● Supplied text:
--------

Yet Scar The Martyr’s self-titled debut is a disappointingly generic example of metal by numbers – the quality police finally catching up with JJ after a run of bona fide hit albums.
Newcomer Henry Derek just doesn’t have the experience or the clout to make a meaningful impression and his weak vocals struggle to emerge from a muddy mix.
Nobody begrudges Jordison or his masked mates the chance to let off steam outside the ‘Knot. But this lazy effort lacks the hard rock thrust of Corey Taylor’s Stone Sour or the dark humour of Shawn Crahan’s Dirty Little Rabbits. SR
RUSHONROCK RATED: 5/10 Martyr Dumb
Genre: Pop Punk/Alt Rock
Kids in Glasses have been around for seven years now. They have produced three albums that have all met with some degree of success, and their fourth, Peace, is unlikely to disappoint their followers.
They have progressed from being the new kids on the block with the hard edged pop-punk sound of first album Smart Casual , to being the poster boys for clean guitar hooks with a more commercially accessible sound.
Peace is a more assured body of work from the Welsh punksters. It feels more mature, right from the title song Peace – which is a big, catchy singalong tune that is bound to please the punters.
But in trying to speak for the people that love them so, they have verged slightly into the ironic.
And not in the good sense.
In VIP frontman Aled Phillips sings ‘If all men are created equal, then who are all these VI people.’ Conveniently forgetting that he is, now, one of those VI People. But it is a minor blemish on an otherwise polished and catchy record. Russell Hughes
RUSHONROCK RATED: 7/10 House About That
Genre: Pop Punk
Some things will always be the same. The world will always be round, the sun will always rise in the East and Bowling for Soup will always write albums about breaking up, drinking beers and girls.
Their latest effort, the entirely fan-funded Lunch. Drunk. Love is no different. They deliver it in their unique tongue-in-cheek manner but there is also a serious undercurrent about the work that they produce – and it has driven them since their debut album Bowling for Soup all the way back in 1994.

--------

● Provided records:
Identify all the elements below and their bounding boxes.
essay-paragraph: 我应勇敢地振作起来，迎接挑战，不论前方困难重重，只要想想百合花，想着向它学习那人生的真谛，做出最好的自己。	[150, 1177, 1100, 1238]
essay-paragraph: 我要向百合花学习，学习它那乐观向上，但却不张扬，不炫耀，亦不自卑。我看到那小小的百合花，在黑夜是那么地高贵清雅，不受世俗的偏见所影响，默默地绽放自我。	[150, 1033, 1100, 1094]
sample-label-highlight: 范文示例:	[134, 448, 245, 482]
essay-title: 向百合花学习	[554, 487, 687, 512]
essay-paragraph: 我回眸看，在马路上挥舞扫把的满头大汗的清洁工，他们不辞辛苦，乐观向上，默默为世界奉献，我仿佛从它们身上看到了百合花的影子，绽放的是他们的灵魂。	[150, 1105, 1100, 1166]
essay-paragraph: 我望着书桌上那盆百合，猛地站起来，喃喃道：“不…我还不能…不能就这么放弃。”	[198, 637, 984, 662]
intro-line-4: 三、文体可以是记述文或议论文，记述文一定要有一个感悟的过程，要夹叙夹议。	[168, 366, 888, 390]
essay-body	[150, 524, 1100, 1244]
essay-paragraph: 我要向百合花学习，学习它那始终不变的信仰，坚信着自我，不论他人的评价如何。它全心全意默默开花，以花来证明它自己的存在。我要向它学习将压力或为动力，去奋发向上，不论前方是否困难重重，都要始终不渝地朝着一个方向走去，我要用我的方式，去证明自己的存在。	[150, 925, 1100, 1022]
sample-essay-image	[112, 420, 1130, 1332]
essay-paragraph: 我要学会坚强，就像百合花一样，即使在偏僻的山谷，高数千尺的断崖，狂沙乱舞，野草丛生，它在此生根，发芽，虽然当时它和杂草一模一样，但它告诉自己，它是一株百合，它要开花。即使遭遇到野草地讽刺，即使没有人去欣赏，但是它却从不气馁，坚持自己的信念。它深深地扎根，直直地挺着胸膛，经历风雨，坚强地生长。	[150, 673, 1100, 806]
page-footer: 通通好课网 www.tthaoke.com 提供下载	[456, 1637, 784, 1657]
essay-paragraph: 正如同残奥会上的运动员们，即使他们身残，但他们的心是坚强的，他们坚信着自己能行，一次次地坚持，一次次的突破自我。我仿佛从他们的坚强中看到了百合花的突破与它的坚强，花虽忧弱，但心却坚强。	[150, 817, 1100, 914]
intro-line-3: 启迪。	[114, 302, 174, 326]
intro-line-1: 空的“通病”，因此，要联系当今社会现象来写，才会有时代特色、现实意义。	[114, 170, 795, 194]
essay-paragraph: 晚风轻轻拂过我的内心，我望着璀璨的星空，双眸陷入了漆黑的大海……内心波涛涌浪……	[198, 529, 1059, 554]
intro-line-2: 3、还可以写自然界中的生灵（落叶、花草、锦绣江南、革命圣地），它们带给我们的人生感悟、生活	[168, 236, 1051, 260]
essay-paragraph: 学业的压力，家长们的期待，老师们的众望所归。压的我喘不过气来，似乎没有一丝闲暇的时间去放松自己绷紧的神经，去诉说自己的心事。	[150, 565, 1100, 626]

--------

● Tasks:
1. Quote the album reviews word for word, starting with "Nobody begrudges Jordison" and going on through "disappoint their followers.".
2. In the album reviews, how was Bowling for Soup's album Lunch. Drunk. Love paid for?
3. Carry on writing the album reviews from the point where they stop.

● The results:
1.
Nobody begrudges Jordison or his masked mates the chance to let off steam outside the ‘Knot. But this lazy effort lacks the hard rock thrust of Corey Taylor’s Stone Sour or the dark humour of Shawn Crahan’s Dirty Little Rabbits. SR
RUSHONROCK RATED: 5/10 Martyr Dumb
Genre: Pop Punk/Alt Rock
Kids in Glasses have been around for seven years now. They have produced three albums that have all met with some degree of success, and their fourth, Peace, is unlikely to disappoint their followers.

2. It was entirely fan-funded.

3.
Unfortunately, that formula is starting to get tired. At some stage bands need to grow up and BFS are perpetually stuck in the days of their youth – not a bad thing, but after 10 years something has to change.
The songs themselves are solid – there isn’t a track that stands out for its cringy awfulness. However, there is only one song that stands out for being a great track, something like a High School Never Ends or Girl All The Bad Guys Want, and it is the penultimate song, Right About Now, which features the wonderfully gritty vocals of Erik Chandler.
It is Chandler’s vocals that make the song. And therein is the lesson. Give Chandler some more vocal responsibility for the next album. Because sometimes change is good. Russell Hughes
RUSHONROCK RATED: 6/10 Soup’s Off
Genre: Progressive Metal
Celebrating 30 years in the shadow of genre leaders Queensryche and Dream Theater, the fabulous Fates Warning refuse to disappear quietly.
As pioneers of the progressive metal scene – and beloved of peers including Mike Portnoy – the US heavyweights should be able to call upon a far wider fan base.
That they remain an underground oddity is baffling given the quality of their work and the talent of dual guitarists Jim Matheos and Frank Aresti.
Darkness In A Different Light, the band’s first studio offering for almost a decade, is laden with pure progressive goodness. Firefly and Desire are fantastic compositions and if O Chloroform is an overly pretentious filler then it’s a rare low point. SR
RUSHONROCK RATED: 7/10 Warning Shots
Worshipping at the altar of Bathory, Black Sabbath, Motorhead and a slew of other spikes and leather-clad metal acts, Sarke slay the old school way.
Aruagint certainly doesn’t win any medals for technical wizardry, but that’s not the point, as this bunch of extreme metal luminaries – including Darkthrone’s Nocturno Culto on vocals – just want to rock-out, albeit with Satan as their wingman.
Strange Pungent Odyssey, for instance, is (almost) a black metal boogiedown, while Ugly does exactly what it says on the tin; Lemmy would be proud he’d inspired such a piece of unapologetic, filth-incrusted mayhem.
Sarke’s third album also strikes a nice balance between mid-paced, heads down stompers such as Jaunt Of The Obsessed and the crushing melancholy of tracks like Jodau Aura, which are clearly inspired by Celtic Frost (pre-Cold Lake, obviously).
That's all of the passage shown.